[Entries with figure data]

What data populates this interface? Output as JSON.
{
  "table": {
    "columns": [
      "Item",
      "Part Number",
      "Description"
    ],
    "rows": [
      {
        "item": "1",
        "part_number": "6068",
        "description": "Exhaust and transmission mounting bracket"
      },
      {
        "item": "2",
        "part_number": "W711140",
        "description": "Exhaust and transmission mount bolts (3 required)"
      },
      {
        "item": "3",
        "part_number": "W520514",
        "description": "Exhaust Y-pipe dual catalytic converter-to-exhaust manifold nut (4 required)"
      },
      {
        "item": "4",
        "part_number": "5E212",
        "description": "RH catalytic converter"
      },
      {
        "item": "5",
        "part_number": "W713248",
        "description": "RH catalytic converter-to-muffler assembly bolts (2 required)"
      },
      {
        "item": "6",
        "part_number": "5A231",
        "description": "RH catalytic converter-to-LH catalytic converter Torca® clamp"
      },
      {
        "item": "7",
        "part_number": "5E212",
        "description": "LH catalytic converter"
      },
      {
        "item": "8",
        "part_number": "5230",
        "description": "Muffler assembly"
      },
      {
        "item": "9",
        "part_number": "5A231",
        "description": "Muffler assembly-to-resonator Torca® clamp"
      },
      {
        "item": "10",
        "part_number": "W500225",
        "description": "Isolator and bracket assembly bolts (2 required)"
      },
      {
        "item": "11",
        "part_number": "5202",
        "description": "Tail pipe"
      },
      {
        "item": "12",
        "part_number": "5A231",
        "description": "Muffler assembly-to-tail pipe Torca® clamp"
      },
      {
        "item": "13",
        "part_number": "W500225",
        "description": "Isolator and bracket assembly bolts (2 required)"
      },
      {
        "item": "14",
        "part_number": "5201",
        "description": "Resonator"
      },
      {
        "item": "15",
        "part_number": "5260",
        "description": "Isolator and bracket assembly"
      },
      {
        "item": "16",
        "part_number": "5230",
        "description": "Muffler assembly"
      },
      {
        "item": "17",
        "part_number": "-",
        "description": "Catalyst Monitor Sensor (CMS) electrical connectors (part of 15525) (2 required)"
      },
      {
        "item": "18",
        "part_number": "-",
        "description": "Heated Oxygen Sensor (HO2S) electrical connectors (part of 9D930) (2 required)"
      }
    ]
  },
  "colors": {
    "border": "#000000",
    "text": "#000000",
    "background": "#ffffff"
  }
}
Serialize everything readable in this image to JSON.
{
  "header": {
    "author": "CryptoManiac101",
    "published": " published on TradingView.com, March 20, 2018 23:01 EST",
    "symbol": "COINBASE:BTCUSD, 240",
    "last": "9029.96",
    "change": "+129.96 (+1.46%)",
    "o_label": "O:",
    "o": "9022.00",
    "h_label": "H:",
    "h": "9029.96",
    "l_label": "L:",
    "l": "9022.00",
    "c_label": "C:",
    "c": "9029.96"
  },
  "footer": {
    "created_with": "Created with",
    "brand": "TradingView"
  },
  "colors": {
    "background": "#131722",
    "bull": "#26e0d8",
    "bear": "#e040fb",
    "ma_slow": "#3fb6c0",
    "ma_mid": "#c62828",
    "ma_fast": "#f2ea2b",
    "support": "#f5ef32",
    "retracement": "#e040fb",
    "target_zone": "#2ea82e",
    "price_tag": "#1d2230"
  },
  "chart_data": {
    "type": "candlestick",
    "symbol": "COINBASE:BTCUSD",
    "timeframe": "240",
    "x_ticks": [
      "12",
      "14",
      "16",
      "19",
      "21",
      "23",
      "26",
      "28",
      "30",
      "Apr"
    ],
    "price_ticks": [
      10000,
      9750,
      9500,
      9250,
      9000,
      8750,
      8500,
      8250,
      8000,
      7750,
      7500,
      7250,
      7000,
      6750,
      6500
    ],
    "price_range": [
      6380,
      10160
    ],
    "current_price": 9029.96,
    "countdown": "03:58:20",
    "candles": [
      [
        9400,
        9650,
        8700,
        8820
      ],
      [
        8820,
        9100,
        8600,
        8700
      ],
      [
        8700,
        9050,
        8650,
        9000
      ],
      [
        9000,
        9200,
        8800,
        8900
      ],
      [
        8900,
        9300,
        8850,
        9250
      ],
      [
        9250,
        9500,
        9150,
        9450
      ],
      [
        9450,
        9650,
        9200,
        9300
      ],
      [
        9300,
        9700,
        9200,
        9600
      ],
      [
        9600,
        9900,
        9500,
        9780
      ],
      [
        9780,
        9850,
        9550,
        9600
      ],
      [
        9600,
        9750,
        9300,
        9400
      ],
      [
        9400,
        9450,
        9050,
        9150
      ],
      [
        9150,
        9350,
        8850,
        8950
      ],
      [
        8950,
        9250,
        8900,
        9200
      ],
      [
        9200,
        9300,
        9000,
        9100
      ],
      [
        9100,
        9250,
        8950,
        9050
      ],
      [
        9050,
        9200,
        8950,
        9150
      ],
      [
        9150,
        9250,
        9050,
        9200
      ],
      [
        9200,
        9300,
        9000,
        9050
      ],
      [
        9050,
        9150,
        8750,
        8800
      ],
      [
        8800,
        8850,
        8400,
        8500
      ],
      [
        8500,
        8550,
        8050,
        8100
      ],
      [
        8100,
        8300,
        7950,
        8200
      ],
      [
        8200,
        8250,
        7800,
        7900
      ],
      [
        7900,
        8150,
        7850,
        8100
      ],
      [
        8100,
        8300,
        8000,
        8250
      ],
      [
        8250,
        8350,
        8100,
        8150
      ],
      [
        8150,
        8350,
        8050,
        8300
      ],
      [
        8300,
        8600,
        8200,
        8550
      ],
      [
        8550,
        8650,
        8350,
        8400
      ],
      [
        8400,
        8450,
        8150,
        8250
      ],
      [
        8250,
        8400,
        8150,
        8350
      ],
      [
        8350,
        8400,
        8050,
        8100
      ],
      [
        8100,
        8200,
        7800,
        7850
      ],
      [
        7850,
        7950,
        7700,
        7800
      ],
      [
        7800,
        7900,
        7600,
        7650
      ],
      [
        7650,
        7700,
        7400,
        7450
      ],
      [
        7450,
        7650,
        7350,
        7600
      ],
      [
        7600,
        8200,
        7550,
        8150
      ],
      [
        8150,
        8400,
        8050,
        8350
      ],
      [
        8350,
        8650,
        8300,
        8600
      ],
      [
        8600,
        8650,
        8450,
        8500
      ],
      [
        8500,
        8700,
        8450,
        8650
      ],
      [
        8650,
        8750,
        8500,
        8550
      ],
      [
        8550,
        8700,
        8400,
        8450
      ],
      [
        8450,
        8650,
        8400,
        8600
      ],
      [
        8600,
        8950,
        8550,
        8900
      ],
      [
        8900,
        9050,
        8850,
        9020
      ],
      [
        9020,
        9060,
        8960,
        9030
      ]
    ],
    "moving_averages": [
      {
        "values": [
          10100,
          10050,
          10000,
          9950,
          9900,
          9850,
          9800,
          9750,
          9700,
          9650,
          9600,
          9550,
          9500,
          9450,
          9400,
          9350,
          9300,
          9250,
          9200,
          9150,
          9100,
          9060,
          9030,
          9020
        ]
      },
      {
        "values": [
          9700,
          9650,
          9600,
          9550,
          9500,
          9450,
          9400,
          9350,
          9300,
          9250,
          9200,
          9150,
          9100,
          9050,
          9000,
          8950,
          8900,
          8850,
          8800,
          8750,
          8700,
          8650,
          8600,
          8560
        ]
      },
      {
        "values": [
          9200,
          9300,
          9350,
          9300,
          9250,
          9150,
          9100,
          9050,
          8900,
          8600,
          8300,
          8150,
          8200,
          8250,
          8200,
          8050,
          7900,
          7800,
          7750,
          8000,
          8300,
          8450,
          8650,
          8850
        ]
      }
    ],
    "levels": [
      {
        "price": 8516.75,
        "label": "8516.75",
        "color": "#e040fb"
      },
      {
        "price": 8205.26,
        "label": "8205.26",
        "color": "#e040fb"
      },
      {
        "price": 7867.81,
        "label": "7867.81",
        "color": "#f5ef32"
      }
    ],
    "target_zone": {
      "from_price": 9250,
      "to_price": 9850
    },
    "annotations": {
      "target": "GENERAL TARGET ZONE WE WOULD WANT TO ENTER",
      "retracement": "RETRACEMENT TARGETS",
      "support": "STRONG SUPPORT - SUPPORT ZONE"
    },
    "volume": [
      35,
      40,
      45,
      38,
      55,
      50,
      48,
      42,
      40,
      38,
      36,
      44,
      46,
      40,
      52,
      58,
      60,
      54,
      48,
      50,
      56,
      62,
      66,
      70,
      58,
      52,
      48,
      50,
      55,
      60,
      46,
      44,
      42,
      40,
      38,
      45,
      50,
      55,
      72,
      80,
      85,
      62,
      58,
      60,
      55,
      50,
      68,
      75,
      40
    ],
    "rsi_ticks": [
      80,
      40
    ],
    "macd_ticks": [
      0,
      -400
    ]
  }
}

GOAL: Count how many lines in the data above hold the string "Torca", and give the number with no other words.

FINAL ANSWER: 3